>> START Supplied records
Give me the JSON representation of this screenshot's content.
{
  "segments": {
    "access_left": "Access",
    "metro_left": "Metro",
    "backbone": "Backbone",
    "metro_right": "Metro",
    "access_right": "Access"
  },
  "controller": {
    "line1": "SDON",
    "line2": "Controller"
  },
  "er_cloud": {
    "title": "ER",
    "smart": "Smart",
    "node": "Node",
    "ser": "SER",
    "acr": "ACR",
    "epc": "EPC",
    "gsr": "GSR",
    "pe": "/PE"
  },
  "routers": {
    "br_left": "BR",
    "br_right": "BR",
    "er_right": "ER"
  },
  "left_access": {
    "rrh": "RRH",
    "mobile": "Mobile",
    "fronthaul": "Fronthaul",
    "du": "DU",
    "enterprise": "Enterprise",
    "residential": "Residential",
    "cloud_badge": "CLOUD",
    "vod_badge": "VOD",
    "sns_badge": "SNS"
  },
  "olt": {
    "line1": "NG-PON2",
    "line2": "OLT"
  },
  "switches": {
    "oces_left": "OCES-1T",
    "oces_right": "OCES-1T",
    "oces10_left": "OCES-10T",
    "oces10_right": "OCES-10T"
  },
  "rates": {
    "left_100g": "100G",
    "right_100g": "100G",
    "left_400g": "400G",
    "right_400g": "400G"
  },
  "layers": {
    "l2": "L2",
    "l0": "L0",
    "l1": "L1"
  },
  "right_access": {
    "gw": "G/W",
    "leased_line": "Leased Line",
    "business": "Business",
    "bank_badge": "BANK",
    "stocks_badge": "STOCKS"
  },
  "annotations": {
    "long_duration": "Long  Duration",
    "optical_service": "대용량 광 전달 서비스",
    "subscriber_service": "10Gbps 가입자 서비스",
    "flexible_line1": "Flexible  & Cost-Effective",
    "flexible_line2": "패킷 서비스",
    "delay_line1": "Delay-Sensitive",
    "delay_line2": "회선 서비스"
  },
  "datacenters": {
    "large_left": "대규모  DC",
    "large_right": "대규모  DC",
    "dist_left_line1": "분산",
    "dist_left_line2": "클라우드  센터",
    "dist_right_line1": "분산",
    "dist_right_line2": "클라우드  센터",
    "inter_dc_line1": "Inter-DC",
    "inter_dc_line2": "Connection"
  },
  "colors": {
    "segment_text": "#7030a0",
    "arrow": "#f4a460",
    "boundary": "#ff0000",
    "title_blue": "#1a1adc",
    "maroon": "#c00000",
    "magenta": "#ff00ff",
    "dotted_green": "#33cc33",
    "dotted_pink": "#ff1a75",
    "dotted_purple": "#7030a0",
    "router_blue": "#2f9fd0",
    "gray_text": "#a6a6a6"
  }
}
>> END Supplied records
**Set problem**: Extract the full listing above without altering anything.

**Solution for this problem**:
Give me the JSON representation of this screenshot's content.
{
  "segments": {
    "access_left": "Access",
    "metro_left": "Metro",
    "backbone": "Backbone",
    "metro_right": "Metro",
    "access_right": "Access"
  },
  "controller": {
    "line1": "SDON",
    "line2": "Controller"
  },
  "er_cloud": {
    "title": "ER",
    "smart": "Smart",
    "node": "Node",
    "ser": "SER",
    "acr": "ACR",
    "epc": "EPC",
    "gsr": "GSR",
    "pe": "/PE"
  },
  "routers": {
    "br_left": "BR",
    "br_right": "BR",
    "er_right": "ER"
  },
  "left_access": {
    "rrh": "RRH",
    "mobile": "Mobile",
    "fronthaul": "Fronthaul",
    "du": "DU",
    "enterprise": "Enterprise",
    "residential": "Residential",
    "cloud_badge": "CLOUD",
    "vod_badge": "VOD",
    "sns_badge": "SNS"
  },
  "olt": {
    "line1": "NG-PON2",
    "line2": "OLT"
  },
  "switches": {
    "oces_left": "OCES-1T",
    "oces_right": "OCES-1T",
    "oces10_left": "OCES-10T",
    "oces10_right": "OCES-10T"
  },
  "rates": {
    "left_100g": "100G",
    "right_100g": "100G",
    "left_400g": "400G",
    "right_400g": "400G"
  },
  "layers": {
    "l2": "L2",
    "l0": "L0",
    "l1": "L1"
  },
  "right_access": {
    "gw": "G/W",
    "leased_line": "Leased Line",
    "business": "Business",
    "bank_badge": "BANK",
    "stocks_badge": "STOCKS"
  },
  "annotations": {
    "long_duration": "Long  Duration",
    "optical_service": "대용량 광 전달 서비스",
    "subscriber_service": "10Gbps 가입자 서비스",
    "flexible_line1": "Flexible  & Cost-Effective",
    "flexible_line2": "패킷 서비스",
    "delay_line1": "Delay-Sensitive",
    "delay_line2": "회선 서비스"
  },
  "datacenters": {
    "large_left": "대규모  DC",
    "large_right": "대규모  DC",
    "dist_left_line1": "분산",
    "dist_left_line2": "클라우드  센터",
    "dist_right_line1": "분산",
    "dist_right_line2": "클라우드  센터",
    "inter_dc_line1": "Inter-DC",
    "inter_dc_line2": "Connection"
  },
  "colors": {
    "segment_text": "#7030a0",
    "arrow": "#f4a460",
    "boundary": "#ff0000",
    "title_blue": "#1a1adc",
    "maroon": "#c00000",
    "magenta": "#ff00ff",
    "dotted_green": "#33cc33",
    "dotted_pink": "#ff1a75",
    "dotted_purple": "#7030a0",
    "router_blue": "#2f9fd0",
    "gray_text": "#a6a6a6"
  }
}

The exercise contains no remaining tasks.